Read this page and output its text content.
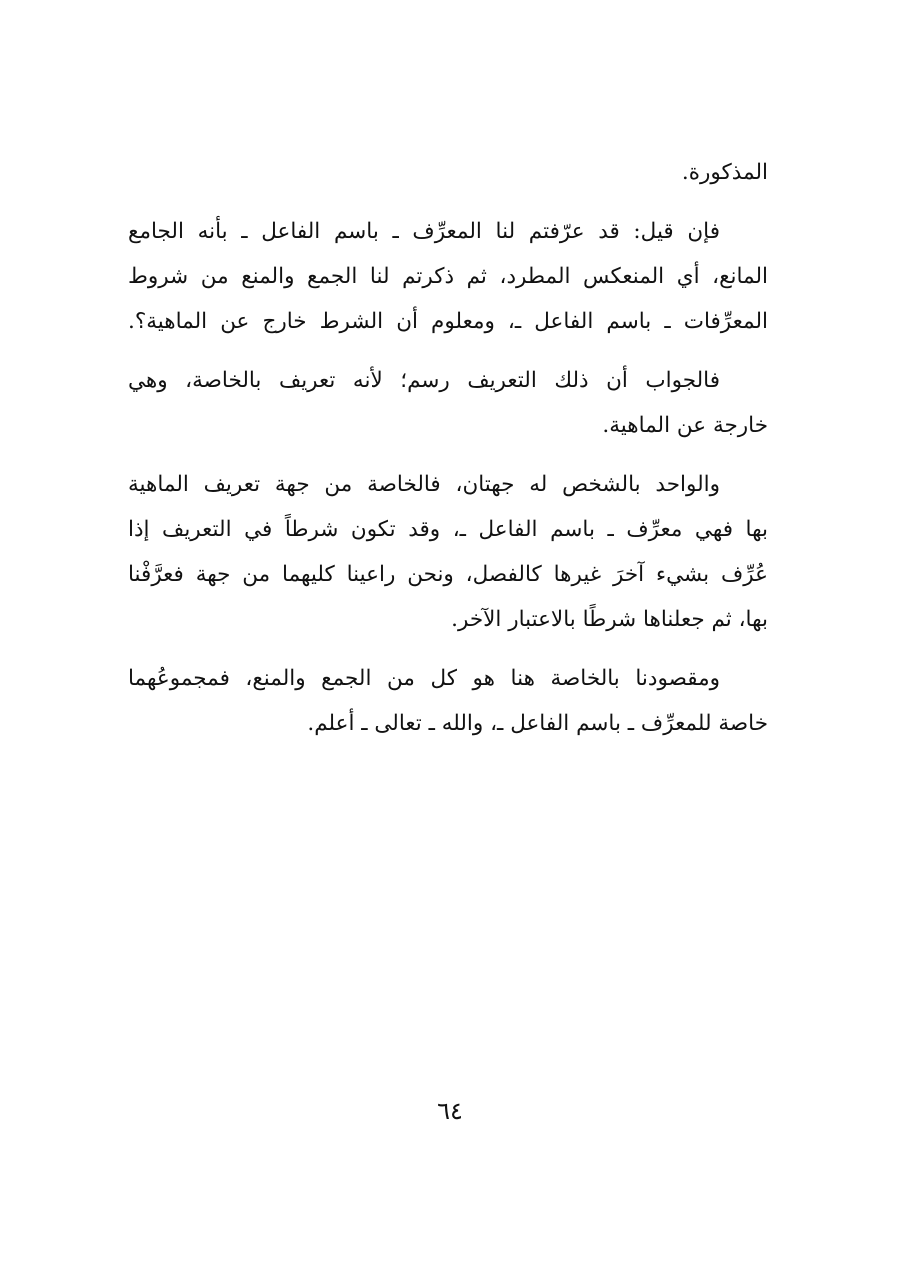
المذكورة.

فإن قيل: قد عرّفتم لنا المعرِّف ـ باسم الفاعل ـ بأنه الجامع

المانع، أي المنعكس المطرد، ثم ذكرتم لنا الجمع والمنع من شروط

المعرِّفات ـ باسم الفاعل ـ، ومعلوم أن الشرط خارج عن الماهية؟.

فالجواب أن ذلك التعريف رسم؛ لأنه تعريف بالخاصة، وهي

خارجة عن الماهية.

والواحد بالشخص له جهتان، فالخاصة من جهة تعريف الماهية

بها فهي معرِّف ـ باسم الفاعل ـ، وقد تكون شرطاً في التعريف إذا

عُرِّف بشيء آخرَ غيرها كالفصل، ونحن راعينا كليهما من جهة فعرَّفْنا

بها، ثم جعلناها شرطًا بالاعتبار الآخر.

ومقصودنا بالخاصة هنا هو كل من الجمع والمنع، فمجموعُهما

خاصة للمعرِّف ـ باسم الفاعل ـ، والله ـ تعالى ـ أعلم.

٦٤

═══

## [EXERCISE BRIEF]
Your task is to reproduce all of the material exactly. The pictures stay out.

## [ANSWER TO THE PROBLEM]
Read this page and output its text content.
المذكورة.

فإن قيل: قد عرّفتم لنا المعرِّف ـ باسم الفاعل ـ بأنه الجامع

المانع، أي المنعكس المطرد، ثم ذكرتم لنا الجمع والمنع من شروط

المعرِّفات ـ باسم الفاعل ـ، ومعلوم أن الشرط خارج عن الماهية؟.

فالجواب أن ذلك التعريف رسم؛ لأنه تعريف بالخاصة، وهي

خارجة عن الماهية.

والواحد بالشخص له جهتان، فالخاصة من جهة تعريف الماهية

بها فهي معرِّف ـ باسم الفاعل ـ، وقد تكون شرطاً في التعريف إذا

عُرِّف بشيء آخرَ غيرها كالفصل، ونحن راعينا كليهما من جهة فعرَّفْنا

بها، ثم جعلناها شرطًا بالاعتبار الآخر.

ومقصودنا بالخاصة هنا هو كل من الجمع والمنع، فمجموعُهما

خاصة للمعرِّف ـ باسم الفاعل ـ، والله ـ تعالى ـ أعلم.

٦٤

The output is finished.